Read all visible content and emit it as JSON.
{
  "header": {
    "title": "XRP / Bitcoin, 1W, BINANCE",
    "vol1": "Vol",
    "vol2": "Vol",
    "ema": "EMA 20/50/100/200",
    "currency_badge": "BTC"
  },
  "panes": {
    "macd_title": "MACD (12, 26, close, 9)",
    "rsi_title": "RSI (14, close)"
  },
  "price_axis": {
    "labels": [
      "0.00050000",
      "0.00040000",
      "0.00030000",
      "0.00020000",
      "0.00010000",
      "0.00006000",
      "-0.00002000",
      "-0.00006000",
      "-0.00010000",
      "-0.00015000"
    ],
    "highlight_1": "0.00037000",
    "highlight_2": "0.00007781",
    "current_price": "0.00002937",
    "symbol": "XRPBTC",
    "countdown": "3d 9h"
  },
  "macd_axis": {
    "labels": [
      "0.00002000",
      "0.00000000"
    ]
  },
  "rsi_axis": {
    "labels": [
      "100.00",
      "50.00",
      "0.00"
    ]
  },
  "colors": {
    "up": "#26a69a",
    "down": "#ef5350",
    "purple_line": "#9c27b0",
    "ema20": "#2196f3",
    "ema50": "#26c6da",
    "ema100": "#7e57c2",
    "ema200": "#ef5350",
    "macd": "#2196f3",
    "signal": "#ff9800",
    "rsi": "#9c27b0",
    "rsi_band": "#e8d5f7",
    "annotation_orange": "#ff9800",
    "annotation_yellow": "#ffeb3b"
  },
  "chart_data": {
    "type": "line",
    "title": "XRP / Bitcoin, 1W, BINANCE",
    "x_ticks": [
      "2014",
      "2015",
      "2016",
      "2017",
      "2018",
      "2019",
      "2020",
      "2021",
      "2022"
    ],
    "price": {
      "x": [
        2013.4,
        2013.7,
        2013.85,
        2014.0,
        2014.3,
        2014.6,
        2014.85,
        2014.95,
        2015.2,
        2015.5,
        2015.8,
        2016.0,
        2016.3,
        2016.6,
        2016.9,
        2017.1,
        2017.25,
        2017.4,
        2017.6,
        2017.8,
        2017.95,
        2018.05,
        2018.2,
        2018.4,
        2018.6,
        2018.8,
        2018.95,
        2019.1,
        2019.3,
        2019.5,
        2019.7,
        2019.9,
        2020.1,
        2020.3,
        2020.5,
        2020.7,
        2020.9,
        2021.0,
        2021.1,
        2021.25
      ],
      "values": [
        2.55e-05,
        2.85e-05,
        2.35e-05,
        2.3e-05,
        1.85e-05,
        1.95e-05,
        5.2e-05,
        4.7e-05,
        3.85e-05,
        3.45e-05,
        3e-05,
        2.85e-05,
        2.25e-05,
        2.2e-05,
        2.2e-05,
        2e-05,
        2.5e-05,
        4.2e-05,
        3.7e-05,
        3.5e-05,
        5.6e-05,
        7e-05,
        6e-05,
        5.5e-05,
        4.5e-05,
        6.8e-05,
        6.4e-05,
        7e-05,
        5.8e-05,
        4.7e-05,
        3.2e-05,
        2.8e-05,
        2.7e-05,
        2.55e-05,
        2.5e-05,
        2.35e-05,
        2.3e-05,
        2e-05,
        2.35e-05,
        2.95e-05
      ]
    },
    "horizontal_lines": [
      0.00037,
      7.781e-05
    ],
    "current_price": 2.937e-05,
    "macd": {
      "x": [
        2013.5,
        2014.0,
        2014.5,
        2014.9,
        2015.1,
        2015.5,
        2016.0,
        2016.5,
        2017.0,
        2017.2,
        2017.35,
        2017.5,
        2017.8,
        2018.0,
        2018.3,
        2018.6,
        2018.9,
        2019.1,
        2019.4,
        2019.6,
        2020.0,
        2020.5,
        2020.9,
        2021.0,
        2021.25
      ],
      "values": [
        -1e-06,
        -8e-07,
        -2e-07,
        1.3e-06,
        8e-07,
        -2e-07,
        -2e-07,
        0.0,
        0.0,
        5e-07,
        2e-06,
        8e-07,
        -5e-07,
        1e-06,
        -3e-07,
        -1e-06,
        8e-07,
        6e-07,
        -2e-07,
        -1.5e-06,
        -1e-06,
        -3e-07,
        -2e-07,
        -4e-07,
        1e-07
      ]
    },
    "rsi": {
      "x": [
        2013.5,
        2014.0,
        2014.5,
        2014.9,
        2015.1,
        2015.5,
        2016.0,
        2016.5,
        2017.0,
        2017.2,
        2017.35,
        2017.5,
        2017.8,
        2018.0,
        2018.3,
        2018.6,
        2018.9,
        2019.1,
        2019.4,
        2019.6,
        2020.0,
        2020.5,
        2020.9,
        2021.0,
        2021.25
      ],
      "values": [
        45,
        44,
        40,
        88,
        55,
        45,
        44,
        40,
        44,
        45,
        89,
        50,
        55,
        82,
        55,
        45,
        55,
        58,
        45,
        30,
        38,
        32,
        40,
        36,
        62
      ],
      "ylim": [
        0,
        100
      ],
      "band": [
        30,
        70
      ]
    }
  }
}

:: WRITTEN TASK ::
Nothing but a number is needed here: how many lines hold the string "close"?

:: SOLUTION ::
2